Data excerpts:
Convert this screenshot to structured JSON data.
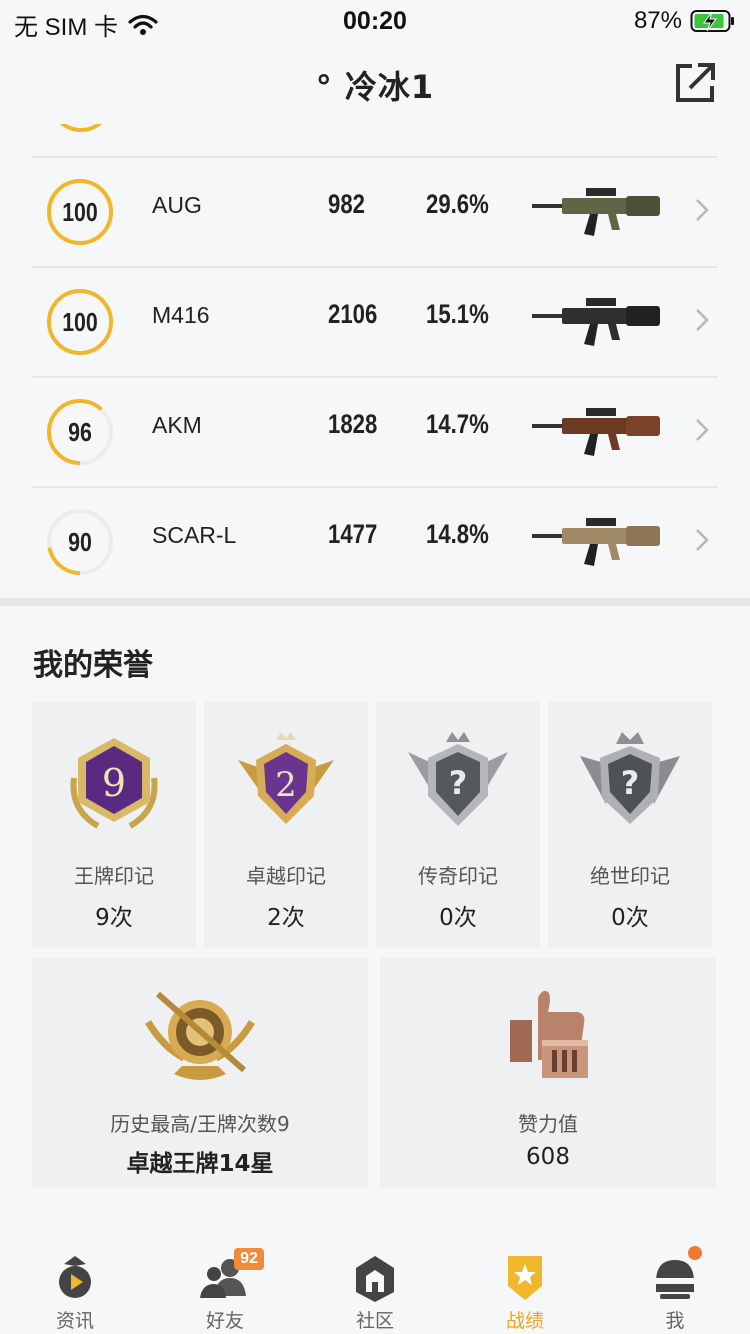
{
  "status_bar": {
    "carrier": "无 SIM 卡",
    "time": "00:20",
    "battery": "87%"
  },
  "header": {
    "title": "°  冷冰1"
  },
  "weapons": [
    {
      "level": "100",
      "progress": 1.0,
      "name": "AUG",
      "kills": "982",
      "rate": "29.6%",
      "icon": "aug-rifle-icon"
    },
    {
      "level": "100",
      "progress": 1.0,
      "name": "M416",
      "kills": "2106",
      "rate": "15.1%",
      "icon": "m416-rifle-icon"
    },
    {
      "level": "96",
      "progress": 0.62,
      "name": "AKM",
      "kills": "1828",
      "rate": "14.7%",
      "icon": "akm-rifle-icon"
    },
    {
      "level": "90",
      "progress": 0.22,
      "name": "SCAR-L",
      "kills": "1477",
      "rate": "14.8%",
      "icon": "scar-l-rifle-icon"
    }
  ],
  "honor": {
    "title": "我的荣誉",
    "badges": [
      {
        "label": "王牌印记",
        "count": "9次",
        "icon": "ace-emblem-icon",
        "emblem_text": "9"
      },
      {
        "label": "卓越印记",
        "count": "2次",
        "icon": "excellence-emblem-icon",
        "emblem_text": "2"
      },
      {
        "label": "传奇印记",
        "count": "0次",
        "icon": "legend-emblem-icon",
        "emblem_text": "?"
      },
      {
        "label": "绝世印记",
        "count": "0次",
        "icon": "peerless-emblem-icon",
        "emblem_text": "?"
      }
    ],
    "best": {
      "label": "历史最高/王牌次数9",
      "value": "卓越王牌14星",
      "icon": "ace-tier-badge-icon"
    },
    "likes": {
      "label": "赞力值",
      "value": "608",
      "icon": "thumbs-up-trophy-icon"
    }
  },
  "tabs": [
    {
      "label": "资讯",
      "icon": "news-icon",
      "active": false
    },
    {
      "label": "好友",
      "icon": "friends-icon",
      "active": false,
      "badge": "92"
    },
    {
      "label": "社区",
      "icon": "community-icon",
      "active": false
    },
    {
      "label": "战绩",
      "icon": "record-icon",
      "active": true
    },
    {
      "label": "我",
      "icon": "profile-icon",
      "active": false
    }
  ],
  "colors": {
    "accent": "#f0a31d",
    "ring_track": "#e6e6e6",
    "tab_badge": "#ef8b3b"
  }
}
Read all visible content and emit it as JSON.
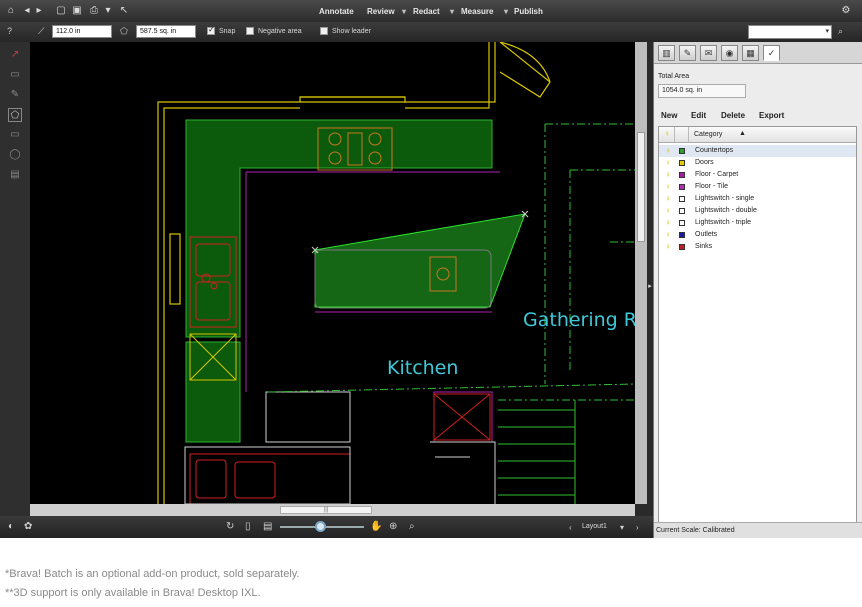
{
  "menubar": {
    "menus": [
      "Annotate",
      "Review",
      "Redact",
      "Measure",
      "Publish"
    ]
  },
  "toolbar2": {
    "length_value": "112.0 in",
    "area_value": "587.5 sq. in",
    "snap_label": "Snap",
    "negative_area_label": "Negative area",
    "show_leader_label": "Show leader",
    "snap_checked": true,
    "negative_area_checked": false,
    "show_leader_checked": false
  },
  "canvas": {
    "room_kitchen": "Kitchen",
    "room_gathering": "Gathering R"
  },
  "bottombar": {
    "layout_label": "Layout1"
  },
  "panel": {
    "total_area_label": "Total Area",
    "total_area_value": "1054.0 sq. in",
    "actions": {
      "new": "New",
      "edit": "Edit",
      "delete": "Delete",
      "export": "Export"
    },
    "table": {
      "header_category": "Category",
      "rows": [
        {
          "name": "Countertops",
          "color": "#2f9e2f",
          "selected": true
        },
        {
          "name": "Doors",
          "color": "#e0d000",
          "selected": false
        },
        {
          "name": "Floor - Carpet",
          "color": "#a020a0",
          "selected": false
        },
        {
          "name": "Floor - Tile",
          "color": "#b030b0",
          "selected": false
        },
        {
          "name": "Lightswitch - single",
          "color": "#ffffff",
          "selected": false
        },
        {
          "name": "Lightswitch - double",
          "color": "#ffffff",
          "selected": false
        },
        {
          "name": "Lightswitch - triple",
          "color": "#ffffff",
          "selected": false
        },
        {
          "name": "Outlets",
          "color": "#1a1aa0",
          "selected": false
        },
        {
          "name": "Sinks",
          "color": "#c02020",
          "selected": false
        }
      ]
    },
    "status": "Current Scale:  Calibrated"
  },
  "footnotes": {
    "line1": "*Brava! Batch is an optional add-on product, sold separately.",
    "line2": "**3D support is only available in Brava! Desktop IXL."
  }
}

Written exercise: Go through the listing above and locate each line that holds the word "progress". Copy those lines.

Answer in full:
      "progress": 1.0,
      "progress": 1.0,
      "progress": 0.62,
      "progress": 0.22,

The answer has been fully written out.